_Request_: All of the lines below are to be printed again exactly; images are excluded from the output.

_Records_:
┏━━

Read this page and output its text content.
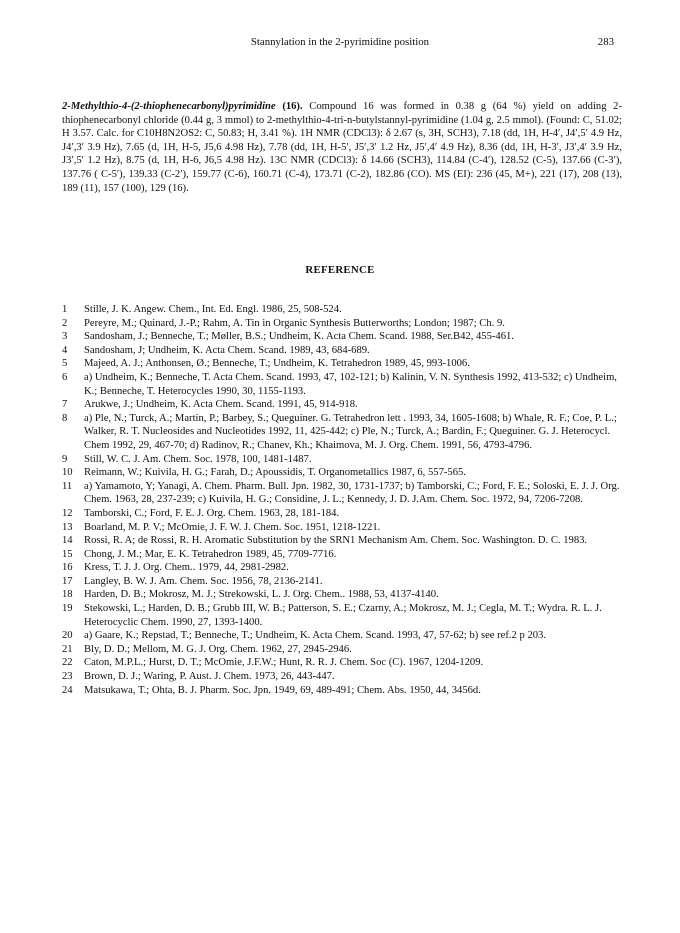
Stannylation in the 2-pyrimidine position	283
2-Methylthio-4-(2-thiophenecarbonyl)pyrimidine (16). Compound 16 was formed in 0.38 g (64 %) yield on adding 2-thiophenecarbonyl chloride (0.44 g, 3 mmol) to 2-methylthio-4-tri-n-butylstannyl-pyrimidine (1.04 g, 2.5 mmol). (Found: C, 51.02; H 3.57. Calc. for C10H8N2OS2: C, 50.83; H, 3.41 %). 1H NMR (CDCl3): δ 2.67 (s, 3H, SCH3), 7.18 (dd, 1H, H-4′, J4′,5′ 4.9 Hz, J4′,3′ 3.9 Hz), 7.65 (d, 1H, H-5, J5,6 4.98 Hz), 7.78 (dd, 1H, H-5′, J5′,3′ 1.2 Hz, J5′,4′ 4.9 Hz), 8.36 (dd, 1H, H-3′, J3′,4′ 3.9 Hz, J3′,5′ 1.2 Hz), 8.75 (d, 1H, H-6, J6,5 4.98 Hz). 13C NMR (CDCl3): δ 14.66 (SCH3), 114.84 (C-4′), 128.52 (C-5), 137.66 (C-3′), 137.76 ( C-5′), 139.33 (C-2′), 159.77 (C-6), 160.71 (C-4), 173.71 (C-2), 182.86 (CO). MS (EI): 236 (45, M+), 221 (17), 208 (13), 189 (11), 157 (100), 129 (16).
REFERENCE
1 Stille, J. K. Angew. Chem., Int. Ed. Engl. 1986, 25, 508-524.
2 Pereyre, M.; Quinard, J.-P.; Rahm, A. Tin in Organic Synthesis Butterworths; London; 1987; Ch. 9.
3 Sandosham, J.; Benneche, T.; Møller, B.S.; Undheim, K. Acta Chem. Scand. 1988, Ser.B42, 455-461.
4 Sandosham, J; Undheim, K. Acta Chem. Scand. 1989, 43, 684-689.
5 Majeed, A. J.; Anthonsen, Ø.; Benneche, T.; Undheim, K. Tetrahedron 1989, 45, 993-1006.
6 a) Undheim, K.; Benneche, T. Acta Chem. Scand. 1993, 47, 102-121; b) Kalinin, V. N. Synthesis 1992, 413-532; c) Undheim, K.; Benneche, T. Heterocycles 1990, 30, 1155-1193.
7 Arukwe, J.; Undheim, K. Acta Chem. Scand. 1991, 45, 914-918.
8 a) Ple, N.; Turck, A.; Martin, P.; Barbey, S.; Queguiner. G. Tetrahedron lett . 1993, 34, 1605-1608; b) Whale, R. F.; Coe, P. L.; Walker, R. T. Nucleosides and Nucleotides 1992, 11, 425-442; c) Ple, N.; Turck, A.; Bardin, F.; Queguiner. G. J. Heterocycl. Chem 1992, 29, 467-70; d) Radinov, R.; Chanev, Kh.; Khaimova, M. J. Org. Chem. 1991, 56, 4793-4796.
9 Still, W. C. J. Am. Chem. Soc. 1978, 100, 1481-1487.
10 Reimann, W.; Kuivila, H. G.; Farah, D.; Apoussidis, T. Organometallics 1987, 6, 557-565.
11 a) Yamamoto, Y; Yanagi, A. Chem. Pharm. Bull. Jpn. 1982, 30, 1731-1737; b) Tamborski, C.; Ford, F. E.; Soloski, E. J. J. Org. Chem. 1963, 28, 237-239; c) Kuivila, H. G.; Considine, J. L.; Kennedy, J. D. J.Am. Chem. Soc. 1972, 94, 7206-7208.
12 Tamborski, C.; Ford, F. E. J. Org. Chem. 1963, 28, 181-184.
13 Boarland, M. P. V.; McOmie, J. F. W. J. Chem. Soc. 1951, 1218-1221.
14 Rossi, R. A; de Rossi, R. H. Aromatic Substitution by the SRN1 Mechanism Am. Chem. Soc. Washington. D. C. 1983.
15 Chong, J. M.; Mar, E. K. Tetrahedron 1989, 45, 7709-7716.
16 Kress, T. J. J. Org. Chem.. 1979, 44, 2981-2982.
17 Langley, B. W. J. Am. Chem. Soc. 1956, 78, 2136-2141.
18 Harden, D. B.; Mokrosz, M. J.; Strekowski, L. J. Org. Chem.. 1988, 53, 4137-4140.
19 Stekowski, L.; Harden, D. B.; Grubb III, W. B.; Patterson, S. E.; Czarny, A.; Mokrosz, M. J.; Cegla, M. T.; Wydra. R. L. J. Heterocyclic Chem. 1990, 27, 1393-1400.
20 a) Gaare, K.; Repstad, T.; Benneche, T.; Undheim, K. Acta Chem. Scand. 1993, 47, 57-62; b) see ref.2 p 203.
21 Bly, D. D.; Mellom, M. G. J. Org. Chem. 1962, 27, 2945-2946.
22 Caton, M.P.L.; Hurst, D. T.; McOmie, J.F.W.; Hunt, R. R. J. Chem. Soc (C). 1967, 1204-1209.
23 Brown, D. J.; Waring, P. Aust. J. Chem. 1973, 26, 443-447.
24 Matsukawa, T.; Ohta, B. J. Pharm. Soc. Jpn. 1949, 69, 489-491; Chem. Abs. 1950, 44, 3456d.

┗━━

_Expected answer_:
Read this page and output its text content.
Stannylation in the 2-pyrimidine position	283
2-Methylthio-4-(2-thiophenecarbonyl)pyrimidine (16). Compound 16 was formed in 0.38 g (64 %) yield on adding 2-thiophenecarbonyl chloride (0.44 g, 3 mmol) to 2-methylthio-4-tri-n-butylstannyl-pyrimidine (1.04 g, 2.5 mmol). (Found: C, 51.02; H 3.57. Calc. for C10H8N2OS2: C, 50.83; H, 3.41 %). 1H NMR (CDCl3): δ 2.67 (s, 3H, SCH3), 7.18 (dd, 1H, H-4′, J4′,5′ 4.9 Hz, J4′,3′ 3.9 Hz), 7.65 (d, 1H, H-5, J5,6 4.98 Hz), 7.78 (dd, 1H, H-5′, J5′,3′ 1.2 Hz, J5′,4′ 4.9 Hz), 8.36 (dd, 1H, H-3′, J3′,4′ 3.9 Hz, J3′,5′ 1.2 Hz), 8.75 (d, 1H, H-6, J6,5 4.98 Hz). 13C NMR (CDCl3): δ 14.66 (SCH3), 114.84 (C-4′), 128.52 (C-5), 137.66 (C-3′), 137.76 ( C-5′), 139.33 (C-2′), 159.77 (C-6), 160.71 (C-4), 173.71 (C-2), 182.86 (CO). MS (EI): 236 (45, M+), 221 (17), 208 (13), 189 (11), 157 (100), 129 (16).
REFERENCE
1 Stille, J. K. Angew. Chem., Int. Ed. Engl. 1986, 25, 508-524.
2 Pereyre, M.; Quinard, J.-P.; Rahm, A. Tin in Organic Synthesis Butterworths; London; 1987; Ch. 9.
3 Sandosham, J.; Benneche, T.; Møller, B.S.; Undheim, K. Acta Chem. Scand. 1988, Ser.B42, 455-461.
4 Sandosham, J; Undheim, K. Acta Chem. Scand. 1989, 43, 684-689.
5 Majeed, A. J.; Anthonsen, Ø.; Benneche, T.; Undheim, K. Tetrahedron 1989, 45, 993-1006.
6 a) Undheim, K.; Benneche, T. Acta Chem. Scand. 1993, 47, 102-121; b) Kalinin, V. N. Synthesis 1992, 413-532; c) Undheim, K.; Benneche, T. Heterocycles 1990, 30, 1155-1193.
7 Arukwe, J.; Undheim, K. Acta Chem. Scand. 1991, 45, 914-918.
8 a) Ple, N.; Turck, A.; Martin, P.; Barbey, S.; Queguiner. G. Tetrahedron lett . 1993, 34, 1605-1608; b) Whale, R. F.; Coe, P. L.; Walker, R. T. Nucleosides and Nucleotides 1992, 11, 425-442; c) Ple, N.; Turck, A.; Bardin, F.; Queguiner. G. J. Heterocycl. Chem 1992, 29, 467-70; d) Radinov, R.; Chanev, Kh.; Khaimova, M. J. Org. Chem. 1991, 56, 4793-4796.
9 Still, W. C. J. Am. Chem. Soc. 1978, 100, 1481-1487.
10 Reimann, W.; Kuivila, H. G.; Farah, D.; Apoussidis, T. Organometallics 1987, 6, 557-565.
11 a) Yamamoto, Y; Yanagi, A. Chem. Pharm. Bull. Jpn. 1982, 30, 1731-1737; b) Tamborski, C.; Ford, F. E.; Soloski, E. J. J. Org. Chem. 1963, 28, 237-239; c) Kuivila, H. G.; Considine, J. L.; Kennedy, J. D. J.Am. Chem. Soc. 1972, 94, 7206-7208.
12 Tamborski, C.; Ford, F. E. J. Org. Chem. 1963, 28, 181-184.
13 Boarland, M. P. V.; McOmie, J. F. W. J. Chem. Soc. 1951, 1218-1221.
14 Rossi, R. A; de Rossi, R. H. Aromatic Substitution by the SRN1 Mechanism Am. Chem. Soc. Washington. D. C. 1983.
15 Chong, J. M.; Mar, E. K. Tetrahedron 1989, 45, 7709-7716.
16 Kress, T. J. J. Org. Chem.. 1979, 44, 2981-2982.
17 Langley, B. W. J. Am. Chem. Soc. 1956, 78, 2136-2141.
18 Harden, D. B.; Mokrosz, M. J.; Strekowski, L. J. Org. Chem.. 1988, 53, 4137-4140.
19 Stekowski, L.; Harden, D. B.; Grubb III, W. B.; Patterson, S. E.; Czarny, A.; Mokrosz, M. J.; Cegla, M. T.; Wydra. R. L. J. Heterocyclic Chem. 1990, 27, 1393-1400.
20 a) Gaare, K.; Repstad, T.; Benneche, T.; Undheim, K. Acta Chem. Scand. 1993, 47, 57-62; b) see ref.2 p 203.
21 Bly, D. D.; Mellom, M. G. J. Org. Chem. 1962, 27, 2945-2946.
22 Caton, M.P.L.; Hurst, D. T.; McOmie, J.F.W.; Hunt, R. R. J. Chem. Soc (C). 1967, 1204-1209.
23 Brown, D. J.; Waring, P. Aust. J. Chem. 1973, 26, 443-447.
24 Matsukawa, T.; Ohta, B. J. Pharm. Soc. Jpn. 1949, 69, 489-491; Chem. Abs. 1950, 44, 3456d.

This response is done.